Entries with figure data
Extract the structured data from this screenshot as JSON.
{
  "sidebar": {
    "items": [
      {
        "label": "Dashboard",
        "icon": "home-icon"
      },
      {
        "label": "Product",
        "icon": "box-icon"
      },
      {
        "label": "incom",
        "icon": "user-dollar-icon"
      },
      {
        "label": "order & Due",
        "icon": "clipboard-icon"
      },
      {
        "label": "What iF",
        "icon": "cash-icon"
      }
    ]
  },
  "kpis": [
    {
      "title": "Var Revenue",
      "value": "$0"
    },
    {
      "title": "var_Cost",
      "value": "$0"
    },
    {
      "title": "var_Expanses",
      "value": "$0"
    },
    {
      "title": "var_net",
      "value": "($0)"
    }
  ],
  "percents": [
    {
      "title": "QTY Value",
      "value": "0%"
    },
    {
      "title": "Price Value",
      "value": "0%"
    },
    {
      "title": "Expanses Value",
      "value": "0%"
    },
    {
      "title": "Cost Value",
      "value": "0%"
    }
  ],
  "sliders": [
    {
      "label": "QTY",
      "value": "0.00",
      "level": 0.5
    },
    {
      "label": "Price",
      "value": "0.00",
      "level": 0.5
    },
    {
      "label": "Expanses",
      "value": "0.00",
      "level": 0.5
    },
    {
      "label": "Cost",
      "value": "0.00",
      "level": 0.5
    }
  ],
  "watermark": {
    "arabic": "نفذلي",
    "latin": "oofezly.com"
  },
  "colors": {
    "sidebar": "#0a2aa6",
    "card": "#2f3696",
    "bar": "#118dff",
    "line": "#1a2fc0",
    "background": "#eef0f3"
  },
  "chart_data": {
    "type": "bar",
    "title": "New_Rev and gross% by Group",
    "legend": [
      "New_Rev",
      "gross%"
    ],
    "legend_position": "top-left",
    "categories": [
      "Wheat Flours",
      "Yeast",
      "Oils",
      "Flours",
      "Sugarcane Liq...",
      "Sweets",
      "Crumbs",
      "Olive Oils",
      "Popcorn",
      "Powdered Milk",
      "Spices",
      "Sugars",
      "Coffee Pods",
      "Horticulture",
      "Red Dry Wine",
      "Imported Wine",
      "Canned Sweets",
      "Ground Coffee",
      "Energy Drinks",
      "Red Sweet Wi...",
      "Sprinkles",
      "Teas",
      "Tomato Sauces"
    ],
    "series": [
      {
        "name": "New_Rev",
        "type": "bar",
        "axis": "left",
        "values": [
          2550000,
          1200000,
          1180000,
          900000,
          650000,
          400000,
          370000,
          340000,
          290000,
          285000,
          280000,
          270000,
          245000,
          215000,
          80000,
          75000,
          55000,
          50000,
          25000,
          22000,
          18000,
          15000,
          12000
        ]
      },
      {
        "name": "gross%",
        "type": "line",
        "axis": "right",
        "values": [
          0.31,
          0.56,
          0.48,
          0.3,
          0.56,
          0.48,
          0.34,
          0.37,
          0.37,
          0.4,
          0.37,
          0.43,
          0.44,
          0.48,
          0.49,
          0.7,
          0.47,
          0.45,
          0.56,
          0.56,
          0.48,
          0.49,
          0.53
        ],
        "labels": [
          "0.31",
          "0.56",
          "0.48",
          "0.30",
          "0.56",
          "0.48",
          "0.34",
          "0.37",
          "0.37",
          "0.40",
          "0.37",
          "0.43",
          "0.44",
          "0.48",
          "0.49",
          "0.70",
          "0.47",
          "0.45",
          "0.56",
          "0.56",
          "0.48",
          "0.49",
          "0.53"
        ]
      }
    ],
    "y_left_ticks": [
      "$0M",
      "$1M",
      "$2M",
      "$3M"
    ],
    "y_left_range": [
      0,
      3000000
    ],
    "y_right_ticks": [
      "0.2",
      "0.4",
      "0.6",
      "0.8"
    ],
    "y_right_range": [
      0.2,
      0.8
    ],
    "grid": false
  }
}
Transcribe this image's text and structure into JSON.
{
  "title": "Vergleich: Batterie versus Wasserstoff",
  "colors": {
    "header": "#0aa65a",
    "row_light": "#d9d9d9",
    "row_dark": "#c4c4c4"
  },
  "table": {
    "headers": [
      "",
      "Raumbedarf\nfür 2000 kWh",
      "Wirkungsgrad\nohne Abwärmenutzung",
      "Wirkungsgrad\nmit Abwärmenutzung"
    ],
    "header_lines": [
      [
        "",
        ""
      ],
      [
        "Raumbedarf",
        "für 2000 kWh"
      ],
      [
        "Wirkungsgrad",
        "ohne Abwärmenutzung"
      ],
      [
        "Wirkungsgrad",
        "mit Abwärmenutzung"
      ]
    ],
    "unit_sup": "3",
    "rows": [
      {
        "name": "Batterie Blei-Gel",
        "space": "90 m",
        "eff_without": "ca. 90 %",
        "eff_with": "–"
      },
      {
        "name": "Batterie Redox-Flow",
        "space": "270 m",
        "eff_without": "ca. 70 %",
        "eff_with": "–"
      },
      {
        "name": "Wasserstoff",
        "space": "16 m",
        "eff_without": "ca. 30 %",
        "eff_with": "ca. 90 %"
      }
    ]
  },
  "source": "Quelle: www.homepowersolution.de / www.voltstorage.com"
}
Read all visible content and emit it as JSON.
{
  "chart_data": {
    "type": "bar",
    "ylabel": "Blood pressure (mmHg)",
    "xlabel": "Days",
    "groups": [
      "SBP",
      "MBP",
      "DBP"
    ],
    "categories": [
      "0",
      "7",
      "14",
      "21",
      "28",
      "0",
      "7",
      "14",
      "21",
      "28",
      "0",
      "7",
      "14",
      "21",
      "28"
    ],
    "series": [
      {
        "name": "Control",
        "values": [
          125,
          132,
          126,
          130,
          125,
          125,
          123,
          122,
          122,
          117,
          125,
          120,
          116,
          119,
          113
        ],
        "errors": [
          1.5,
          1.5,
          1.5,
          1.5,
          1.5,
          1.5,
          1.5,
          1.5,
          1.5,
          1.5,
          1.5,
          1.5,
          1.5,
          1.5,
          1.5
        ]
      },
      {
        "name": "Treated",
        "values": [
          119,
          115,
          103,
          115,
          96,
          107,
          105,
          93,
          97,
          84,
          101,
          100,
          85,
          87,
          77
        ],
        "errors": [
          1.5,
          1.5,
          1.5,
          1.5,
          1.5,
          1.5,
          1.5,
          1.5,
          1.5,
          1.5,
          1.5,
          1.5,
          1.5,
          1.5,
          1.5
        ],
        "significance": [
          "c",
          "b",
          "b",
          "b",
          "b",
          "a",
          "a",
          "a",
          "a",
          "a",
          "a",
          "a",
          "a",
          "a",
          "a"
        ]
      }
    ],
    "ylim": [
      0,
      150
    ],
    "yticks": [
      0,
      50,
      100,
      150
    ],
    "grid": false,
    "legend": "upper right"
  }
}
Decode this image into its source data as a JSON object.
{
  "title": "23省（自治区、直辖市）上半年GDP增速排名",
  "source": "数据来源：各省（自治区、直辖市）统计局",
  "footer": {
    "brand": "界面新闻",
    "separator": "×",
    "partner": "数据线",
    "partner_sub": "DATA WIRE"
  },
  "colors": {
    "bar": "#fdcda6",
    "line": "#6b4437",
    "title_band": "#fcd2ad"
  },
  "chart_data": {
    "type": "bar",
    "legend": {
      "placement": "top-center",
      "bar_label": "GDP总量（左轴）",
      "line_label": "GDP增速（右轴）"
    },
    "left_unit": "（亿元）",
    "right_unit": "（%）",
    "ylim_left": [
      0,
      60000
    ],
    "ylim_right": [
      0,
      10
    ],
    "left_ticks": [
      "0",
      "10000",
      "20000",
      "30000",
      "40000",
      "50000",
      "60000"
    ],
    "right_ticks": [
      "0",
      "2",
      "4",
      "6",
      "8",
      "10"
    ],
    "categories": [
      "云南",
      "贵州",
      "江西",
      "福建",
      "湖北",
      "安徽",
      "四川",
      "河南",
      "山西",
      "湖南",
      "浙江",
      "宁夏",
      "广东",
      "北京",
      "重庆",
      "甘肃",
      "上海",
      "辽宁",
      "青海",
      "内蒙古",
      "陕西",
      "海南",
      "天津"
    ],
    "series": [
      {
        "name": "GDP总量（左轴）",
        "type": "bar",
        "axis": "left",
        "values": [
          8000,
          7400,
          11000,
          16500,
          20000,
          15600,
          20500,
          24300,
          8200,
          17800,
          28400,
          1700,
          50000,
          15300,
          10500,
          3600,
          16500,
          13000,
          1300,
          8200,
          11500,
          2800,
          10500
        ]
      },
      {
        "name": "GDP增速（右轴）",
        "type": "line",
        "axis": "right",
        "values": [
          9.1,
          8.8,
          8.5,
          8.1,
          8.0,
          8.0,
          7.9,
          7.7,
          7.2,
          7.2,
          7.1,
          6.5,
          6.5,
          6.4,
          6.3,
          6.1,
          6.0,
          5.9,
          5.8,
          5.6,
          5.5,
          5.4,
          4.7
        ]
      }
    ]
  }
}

> **DIRECTIONS FOR THIS TASK**
Go through the material line by line. Show each line that contains the string "Wasserstoff".

> **TASK OUTPUT**
  "title": "Vergleich: Batterie versus Wasserstoff",
        "name": "Wasserstoff",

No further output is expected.